> STATED TASK
Reproduce all of the data below without alteration; exclude every picture.

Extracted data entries
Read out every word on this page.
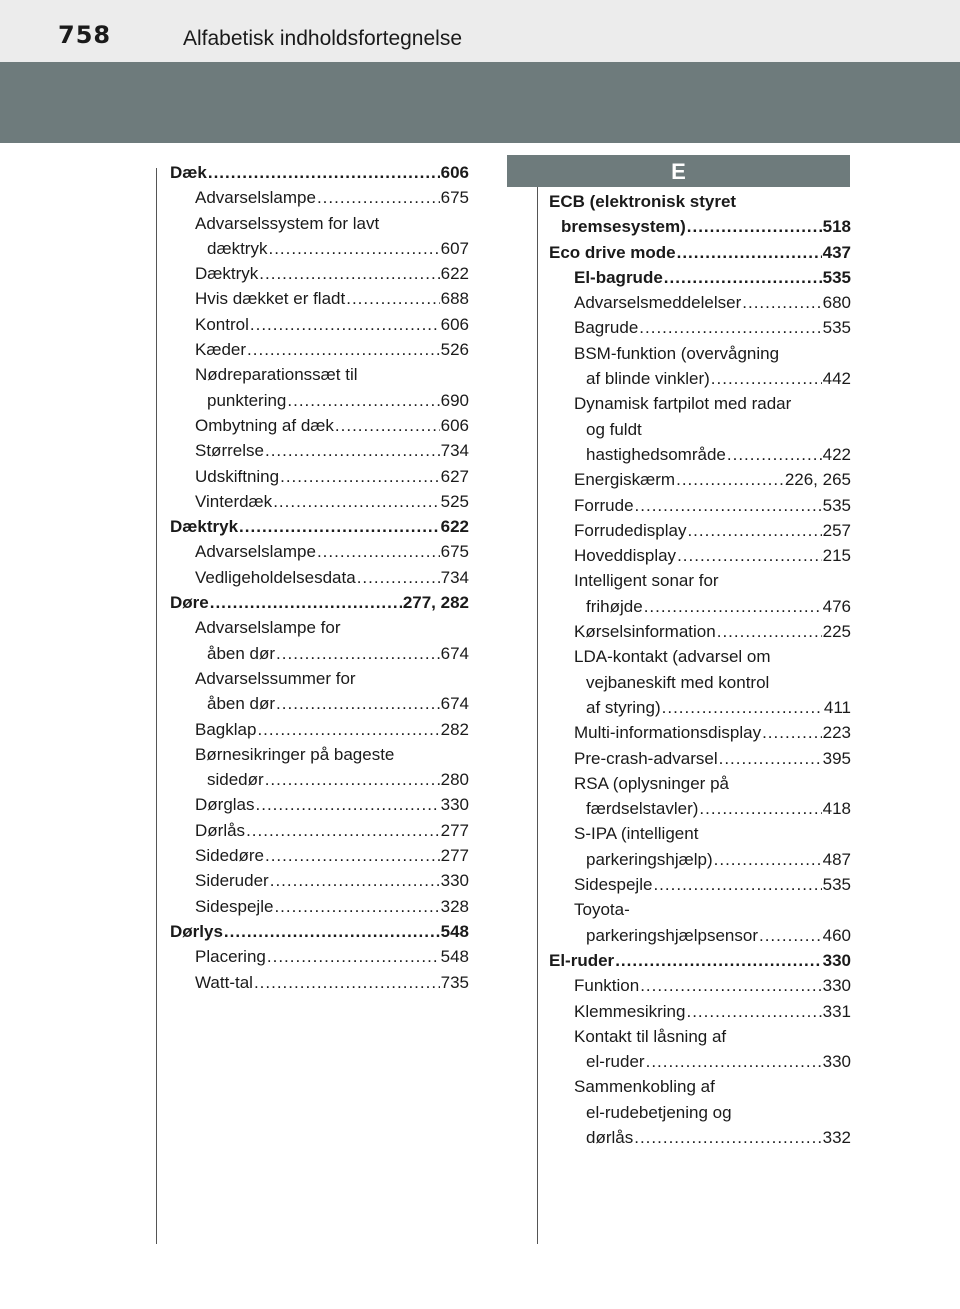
758	Alfabetisk indholdsfortegnelse
Dæk .....	606
Advarselslampe .....	675
Advarselssystem for lavt
dæktryk .....	607
Dæktryk .....	622
Hvis dækket er fladt .....	688
Kontrol .....	606
Kæder .....	526
Nødreparationssæt til
punktering .....	690
Ombytning af dæk .....	606
Størrelse .....	734
Udskiftning .....	627
Vinterdæk .....	525
Dæktryk .....	622
Advarselslampe .....	675
Vedligeholdelsesdata .....	734
Døre .....	277, 282
Advarselslampe for
åben dør .....	674
Advarselssummer for
åben dør .....	674
Bagklap .....	282
Børnesikringer på bageste
sidedør .....	280
Dørglas .....	330
Dørlås .....	277
Sidedøre .....	277
Sideruder .....	330
Sidespejle .....	328
Dørlys .....	548
Placering .....	548
Watt-tal .....	735
E
ECB (elektronisk styret
bremsesystem) .....	518
Eco drive mode .....	437
El-bagrude .....	535
Advarselsmeddelelser .....	680
Bagrude .....	535
BSM-funktion (overvågning
af blinde vinkler) .....	442
Dynamisk fartpilot med radar
og fuldt
hastighedsområde .....	422
Energiskærm .....	226, 265
Forrude .....	535
Forrudedisplay .....	257
Hoveddisplay .....	215
Intelligent sonar for
frihøjde .....	476
Kørselsinformation .....	225
LDA-kontakt (advarsel om
vejbaneskift med kontrol
af styring) .....	411
Multi-informationsdisplay .....	223
Pre-crash-advarsel .....	395
RSA (oplysninger på
færdselstavler) .....	418
S-IPA (intelligent
parkeringshjælp) .....	487
Sidespejle .....	535
Toyota-
parkeringshjælpsensor .....	460
El-ruder .....	330
Funktion .....	330
Klemmesikring .....	331
Kontakt til låsning af
el-ruder .....	330
Sammenkobling af
el-rudebetjening og
dørlås .....	332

> RESPONSE BELOW
Read out every word on this page.
758	Alfabetisk indholdsfortegnelse
Dæk .....	606
Advarselslampe .....	675
Advarselssystem for lavt
dæktryk .....	607
Dæktryk .....	622
Hvis dækket er fladt .....	688
Kontrol .....	606
Kæder .....	526
Nødreparationssæt til
punktering .....	690
Ombytning af dæk .....	606
Størrelse .....	734
Udskiftning .....	627
Vinterdæk .....	525
Dæktryk .....	622
Advarselslampe .....	675
Vedligeholdelsesdata .....	734
Døre .....	277, 282
Advarselslampe for
åben dør .....	674
Advarselssummer for
åben dør .....	674
Bagklap .....	282
Børnesikringer på bageste
sidedør .....	280
Dørglas .....	330
Dørlås .....	277
Sidedøre .....	277
Sideruder .....	330
Sidespejle .....	328
Dørlys .....	548
Placering .....	548
Watt-tal .....	735
E
ECB (elektronisk styret
bremsesystem) .....	518
Eco drive mode .....	437
El-bagrude .....	535
Advarselsmeddelelser .....	680
Bagrude .....	535
BSM-funktion (overvågning
af blinde vinkler) .....	442
Dynamisk fartpilot med radar
og fuldt
hastighedsområde .....	422
Energiskærm .....	226, 265
Forrude .....	535
Forrudedisplay .....	257
Hoveddisplay .....	215
Intelligent sonar for
frihøjde .....	476
Kørselsinformation .....	225
LDA-kontakt (advarsel om
vejbaneskift med kontrol
af styring) .....	411
Multi-informationsdisplay .....	223
Pre-crash-advarsel .....	395
RSA (oplysninger på
færdselstavler) .....	418
S-IPA (intelligent
parkeringshjælp) .....	487
Sidespejle .....	535
Toyota-
parkeringshjælpsensor .....	460
El-ruder .....	330
Funktion .....	330
Klemmesikring .....	331
Kontakt til låsning af
el-ruder .....	330
Sammenkobling af
el-rudebetjening og
dørlås .....	332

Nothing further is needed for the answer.